Quote the records below in full, exactly as given, with the images taken out.

+===+

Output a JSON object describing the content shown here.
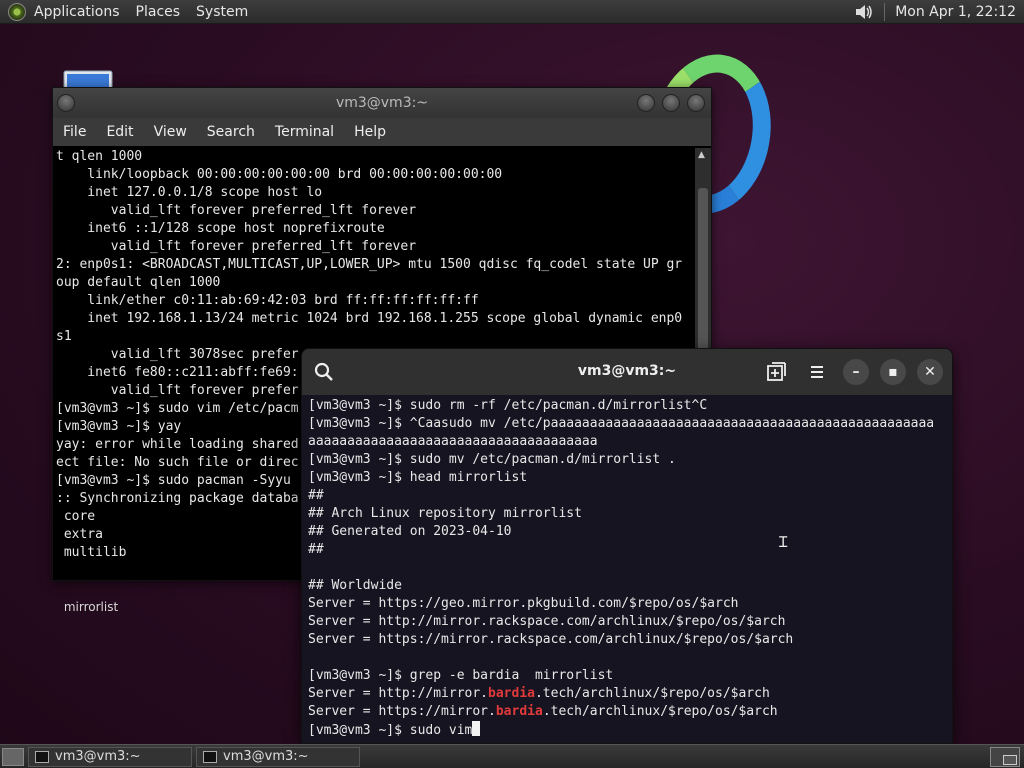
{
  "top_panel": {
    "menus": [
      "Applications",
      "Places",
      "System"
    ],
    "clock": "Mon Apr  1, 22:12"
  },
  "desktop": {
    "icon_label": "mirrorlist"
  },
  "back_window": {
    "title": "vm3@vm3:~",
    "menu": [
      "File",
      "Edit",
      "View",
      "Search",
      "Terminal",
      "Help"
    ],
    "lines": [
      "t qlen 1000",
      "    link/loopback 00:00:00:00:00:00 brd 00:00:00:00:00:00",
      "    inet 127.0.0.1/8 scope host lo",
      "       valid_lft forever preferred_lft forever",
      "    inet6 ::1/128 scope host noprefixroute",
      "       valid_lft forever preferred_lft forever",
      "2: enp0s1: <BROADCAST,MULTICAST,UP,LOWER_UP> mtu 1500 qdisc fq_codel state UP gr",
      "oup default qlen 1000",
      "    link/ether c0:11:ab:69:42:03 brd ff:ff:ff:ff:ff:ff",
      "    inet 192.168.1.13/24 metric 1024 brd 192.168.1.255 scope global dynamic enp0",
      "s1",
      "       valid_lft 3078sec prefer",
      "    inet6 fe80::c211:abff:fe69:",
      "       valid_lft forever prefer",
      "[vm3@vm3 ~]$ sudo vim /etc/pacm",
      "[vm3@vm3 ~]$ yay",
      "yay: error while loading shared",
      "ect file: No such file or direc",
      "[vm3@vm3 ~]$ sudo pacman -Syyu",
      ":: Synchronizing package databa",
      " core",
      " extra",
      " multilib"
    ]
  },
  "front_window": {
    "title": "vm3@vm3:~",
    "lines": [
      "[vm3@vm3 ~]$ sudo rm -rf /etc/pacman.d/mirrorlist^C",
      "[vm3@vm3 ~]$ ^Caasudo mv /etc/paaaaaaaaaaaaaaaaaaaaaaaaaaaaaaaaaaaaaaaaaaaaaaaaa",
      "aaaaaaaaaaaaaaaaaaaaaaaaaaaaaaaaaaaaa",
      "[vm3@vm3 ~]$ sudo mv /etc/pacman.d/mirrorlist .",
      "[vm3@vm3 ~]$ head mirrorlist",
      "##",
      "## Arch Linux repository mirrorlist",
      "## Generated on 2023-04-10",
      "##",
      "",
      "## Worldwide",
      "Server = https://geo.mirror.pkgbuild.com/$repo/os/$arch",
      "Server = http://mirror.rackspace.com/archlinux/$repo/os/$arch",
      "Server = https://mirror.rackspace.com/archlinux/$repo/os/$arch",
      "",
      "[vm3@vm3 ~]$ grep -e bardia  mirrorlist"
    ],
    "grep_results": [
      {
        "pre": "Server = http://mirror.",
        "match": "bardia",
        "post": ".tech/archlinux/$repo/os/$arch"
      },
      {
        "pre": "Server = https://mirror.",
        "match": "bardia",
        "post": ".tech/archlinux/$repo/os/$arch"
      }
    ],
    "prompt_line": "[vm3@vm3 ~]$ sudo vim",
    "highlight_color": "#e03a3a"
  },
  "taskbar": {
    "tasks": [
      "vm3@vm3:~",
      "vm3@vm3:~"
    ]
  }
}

+===+

## EXPECTED ANSWER
Output a JSON object describing the content shown here.
{
  "top_panel": {
    "menus": [
      "Applications",
      "Places",
      "System"
    ],
    "clock": "Mon Apr  1, 22:12"
  },
  "desktop": {
    "icon_label": "mirrorlist"
  },
  "back_window": {
    "title": "vm3@vm3:~",
    "menu": [
      "File",
      "Edit",
      "View",
      "Search",
      "Terminal",
      "Help"
    ],
    "lines": [
      "t qlen 1000",
      "    link/loopback 00:00:00:00:00:00 brd 00:00:00:00:00:00",
      "    inet 127.0.0.1/8 scope host lo",
      "       valid_lft forever preferred_lft forever",
      "    inet6 ::1/128 scope host noprefixroute",
      "       valid_lft forever preferred_lft forever",
      "2: enp0s1: <BROADCAST,MULTICAST,UP,LOWER_UP> mtu 1500 qdisc fq_codel state UP gr",
      "oup default qlen 1000",
      "    link/ether c0:11:ab:69:42:03 brd ff:ff:ff:ff:ff:ff",
      "    inet 192.168.1.13/24 metric 1024 brd 192.168.1.255 scope global dynamic enp0",
      "s1",
      "       valid_lft 3078sec prefer",
      "    inet6 fe80::c211:abff:fe69:",
      "       valid_lft forever prefer",
      "[vm3@vm3 ~]$ sudo vim /etc/pacm",
      "[vm3@vm3 ~]$ yay",
      "yay: error while loading shared",
      "ect file: No such file or direc",
      "[vm3@vm3 ~]$ sudo pacman -Syyu",
      ":: Synchronizing package databa",
      " core",
      " extra",
      " multilib"
    ]
  },
  "front_window": {
    "title": "vm3@vm3:~",
    "lines": [
      "[vm3@vm3 ~]$ sudo rm -rf /etc/pacman.d/mirrorlist^C",
      "[vm3@vm3 ~]$ ^Caasudo mv /etc/paaaaaaaaaaaaaaaaaaaaaaaaaaaaaaaaaaaaaaaaaaaaaaaaa",
      "aaaaaaaaaaaaaaaaaaaaaaaaaaaaaaaaaaaaa",
      "[vm3@vm3 ~]$ sudo mv /etc/pacman.d/mirrorlist .",
      "[vm3@vm3 ~]$ head mirrorlist",
      "##",
      "## Arch Linux repository mirrorlist",
      "## Generated on 2023-04-10",
      "##",
      "",
      "## Worldwide",
      "Server = https://geo.mirror.pkgbuild.com/$repo/os/$arch",
      "Server = http://mirror.rackspace.com/archlinux/$repo/os/$arch",
      "Server = https://mirror.rackspace.com/archlinux/$repo/os/$arch",
      "",
      "[vm3@vm3 ~]$ grep -e bardia  mirrorlist"
    ],
    "grep_results": [
      {
        "pre": "Server = http://mirror.",
        "match": "bardia",
        "post": ".tech/archlinux/$repo/os/$arch"
      },
      {
        "pre": "Server = https://mirror.",
        "match": "bardia",
        "post": ".tech/archlinux/$repo/os/$arch"
      }
    ],
    "prompt_line": "[vm3@vm3 ~]$ sudo vim",
    "highlight_color": "#e03a3a"
  },
  "taskbar": {
    "tasks": [
      "vm3@vm3:~",
      "vm3@vm3:~"
    ]
  }
}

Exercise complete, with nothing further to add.